> [EXERCISE DETAILS]: The entries below contain pictures. Retype everything except those pictures, exactly as given.

> [Records from a collection]:
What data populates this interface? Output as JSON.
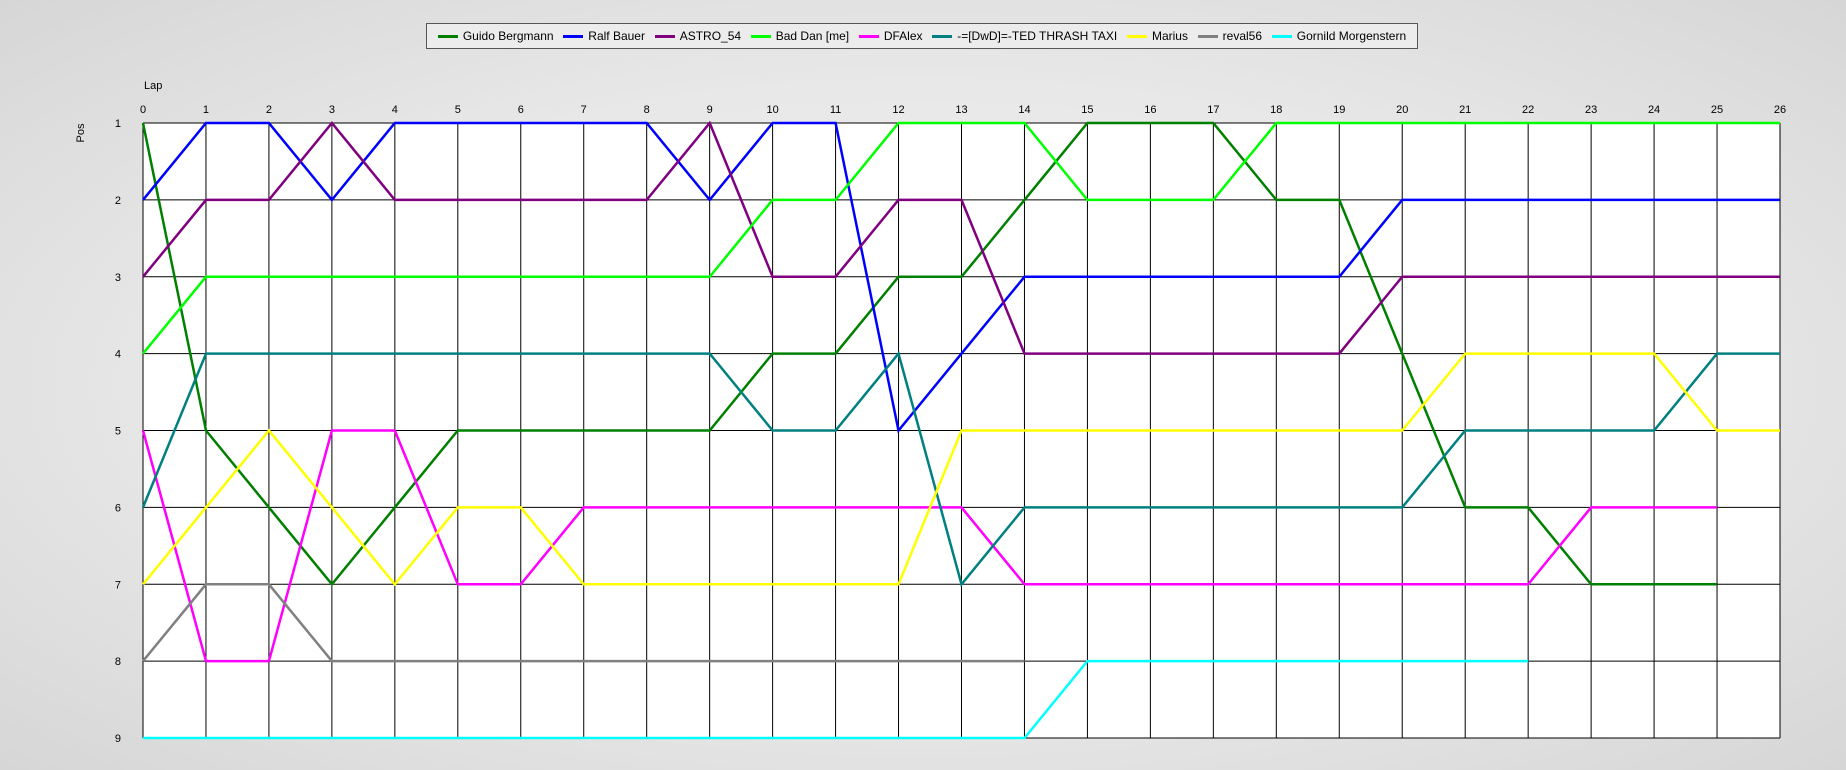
{
  "chart_data": {
    "type": "line",
    "xlabel": "Lap",
    "ylabel": "Pos",
    "x": [
      0,
      1,
      2,
      3,
      4,
      5,
      6,
      7,
      8,
      9,
      10,
      11,
      12,
      13,
      14,
      15,
      16,
      17,
      18,
      19,
      20,
      21,
      22,
      23,
      24,
      25,
      26
    ],
    "xlim": [
      0,
      26
    ],
    "ylim": [
      1,
      9
    ],
    "y_inverted": true,
    "y_ticks": [
      1,
      2,
      3,
      4,
      5,
      6,
      7,
      8,
      9
    ],
    "grid": true,
    "legend_position": "top",
    "series": [
      {
        "name": "Guido Bergmann",
        "color": "#008000",
        "values": [
          1,
          5,
          6,
          7,
          6,
          5,
          5,
          5,
          5,
          5,
          4,
          4,
          3,
          3,
          2,
          1,
          1,
          1,
          2,
          2,
          4,
          6,
          6,
          7,
          7,
          7,
          null
        ]
      },
      {
        "name": "Ralf Bauer",
        "color": "#0000ff",
        "values": [
          2,
          1,
          1,
          2,
          1,
          1,
          1,
          1,
          1,
          2,
          1,
          1,
          5,
          4,
          3,
          3,
          3,
          3,
          3,
          3,
          2,
          2,
          2,
          2,
          2,
          2,
          2
        ]
      },
      {
        "name": "ASTRO_54",
        "color": "#800080",
        "values": [
          3,
          2,
          2,
          1,
          2,
          2,
          2,
          2,
          2,
          1,
          3,
          3,
          2,
          2,
          4,
          4,
          4,
          4,
          4,
          4,
          3,
          3,
          3,
          3,
          3,
          3,
          3
        ]
      },
      {
        "name": "Bad Dan [me]",
        "color": "#00ff00",
        "values": [
          4,
          3,
          3,
          3,
          3,
          3,
          3,
          3,
          3,
          3,
          2,
          2,
          1,
          1,
          1,
          2,
          2,
          2,
          1,
          1,
          1,
          1,
          1,
          1,
          1,
          1,
          1
        ]
      },
      {
        "name": "DFAlex",
        "color": "#ff00ff",
        "values": [
          5,
          8,
          8,
          5,
          5,
          7,
          7,
          6,
          6,
          6,
          6,
          6,
          6,
          6,
          7,
          7,
          7,
          7,
          7,
          7,
          7,
          7,
          7,
          6,
          6,
          6,
          null
        ]
      },
      {
        "name": "-=[DwD]=-TED THRASH TAXI",
        "color": "#008080",
        "values": [
          6,
          4,
          4,
          4,
          4,
          4,
          4,
          4,
          4,
          4,
          5,
          5,
          4,
          7,
          6,
          6,
          6,
          6,
          6,
          6,
          6,
          5,
          5,
          5,
          5,
          4,
          4
        ]
      },
      {
        "name": "Marius",
        "color": "#ffff00",
        "values": [
          7,
          6,
          5,
          6,
          7,
          6,
          6,
          7,
          7,
          7,
          7,
          7,
          7,
          5,
          5,
          5,
          5,
          5,
          5,
          5,
          5,
          4,
          4,
          4,
          4,
          5,
          5
        ]
      },
      {
        "name": "reval56",
        "color": "#808080",
        "values": [
          8,
          7,
          7,
          8,
          8,
          8,
          8,
          8,
          8,
          8,
          8,
          8,
          8,
          8,
          8,
          null,
          null,
          null,
          null,
          null,
          null,
          null,
          null,
          null,
          null,
          null,
          null
        ]
      },
      {
        "name": "Gornild Morgenstern",
        "color": "#00ffff",
        "values": [
          9,
          9,
          9,
          9,
          9,
          9,
          9,
          9,
          9,
          9,
          9,
          9,
          9,
          9,
          9,
          8,
          8,
          8,
          8,
          8,
          8,
          8,
          8,
          null,
          null,
          null,
          null
        ]
      }
    ]
  }
}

> [COMPLETED EXERCISE]:
What data populates this interface? Output as JSON.
{
  "chart_data": {
    "type": "line",
    "xlabel": "Lap",
    "ylabel": "Pos",
    "x": [
      0,
      1,
      2,
      3,
      4,
      5,
      6,
      7,
      8,
      9,
      10,
      11,
      12,
      13,
      14,
      15,
      16,
      17,
      18,
      19,
      20,
      21,
      22,
      23,
      24,
      25,
      26
    ],
    "xlim": [
      0,
      26
    ],
    "ylim": [
      1,
      9
    ],
    "y_inverted": true,
    "y_ticks": [
      1,
      2,
      3,
      4,
      5,
      6,
      7,
      8,
      9
    ],
    "grid": true,
    "legend_position": "top",
    "series": [
      {
        "name": "Guido Bergmann",
        "color": "#008000",
        "values": [
          1,
          5,
          6,
          7,
          6,
          5,
          5,
          5,
          5,
          5,
          4,
          4,
          3,
          3,
          2,
          1,
          1,
          1,
          2,
          2,
          4,
          6,
          6,
          7,
          7,
          7,
          null
        ]
      },
      {
        "name": "Ralf Bauer",
        "color": "#0000ff",
        "values": [
          2,
          1,
          1,
          2,
          1,
          1,
          1,
          1,
          1,
          2,
          1,
          1,
          5,
          4,
          3,
          3,
          3,
          3,
          3,
          3,
          2,
          2,
          2,
          2,
          2,
          2,
          2
        ]
      },
      {
        "name": "ASTRO_54",
        "color": "#800080",
        "values": [
          3,
          2,
          2,
          1,
          2,
          2,
          2,
          2,
          2,
          1,
          3,
          3,
          2,
          2,
          4,
          4,
          4,
          4,
          4,
          4,
          3,
          3,
          3,
          3,
          3,
          3,
          3
        ]
      },
      {
        "name": "Bad Dan [me]",
        "color": "#00ff00",
        "values": [
          4,
          3,
          3,
          3,
          3,
          3,
          3,
          3,
          3,
          3,
          2,
          2,
          1,
          1,
          1,
          2,
          2,
          2,
          1,
          1,
          1,
          1,
          1,
          1,
          1,
          1,
          1
        ]
      },
      {
        "name": "DFAlex",
        "color": "#ff00ff",
        "values": [
          5,
          8,
          8,
          5,
          5,
          7,
          7,
          6,
          6,
          6,
          6,
          6,
          6,
          6,
          7,
          7,
          7,
          7,
          7,
          7,
          7,
          7,
          7,
          6,
          6,
          6,
          null
        ]
      },
      {
        "name": "-=[DwD]=-TED THRASH TAXI",
        "color": "#008080",
        "values": [
          6,
          4,
          4,
          4,
          4,
          4,
          4,
          4,
          4,
          4,
          5,
          5,
          4,
          7,
          6,
          6,
          6,
          6,
          6,
          6,
          6,
          5,
          5,
          5,
          5,
          4,
          4
        ]
      },
      {
        "name": "Marius",
        "color": "#ffff00",
        "values": [
          7,
          6,
          5,
          6,
          7,
          6,
          6,
          7,
          7,
          7,
          7,
          7,
          7,
          5,
          5,
          5,
          5,
          5,
          5,
          5,
          5,
          4,
          4,
          4,
          4,
          5,
          5
        ]
      },
      {
        "name": "reval56",
        "color": "#808080",
        "values": [
          8,
          7,
          7,
          8,
          8,
          8,
          8,
          8,
          8,
          8,
          8,
          8,
          8,
          8,
          8,
          null,
          null,
          null,
          null,
          null,
          null,
          null,
          null,
          null,
          null,
          null,
          null
        ]
      },
      {
        "name": "Gornild Morgenstern",
        "color": "#00ffff",
        "values": [
          9,
          9,
          9,
          9,
          9,
          9,
          9,
          9,
          9,
          9,
          9,
          9,
          9,
          9,
          9,
          8,
          8,
          8,
          8,
          8,
          8,
          8,
          8,
          null,
          null,
          null,
          null
        ]
      }
    ]
  }
}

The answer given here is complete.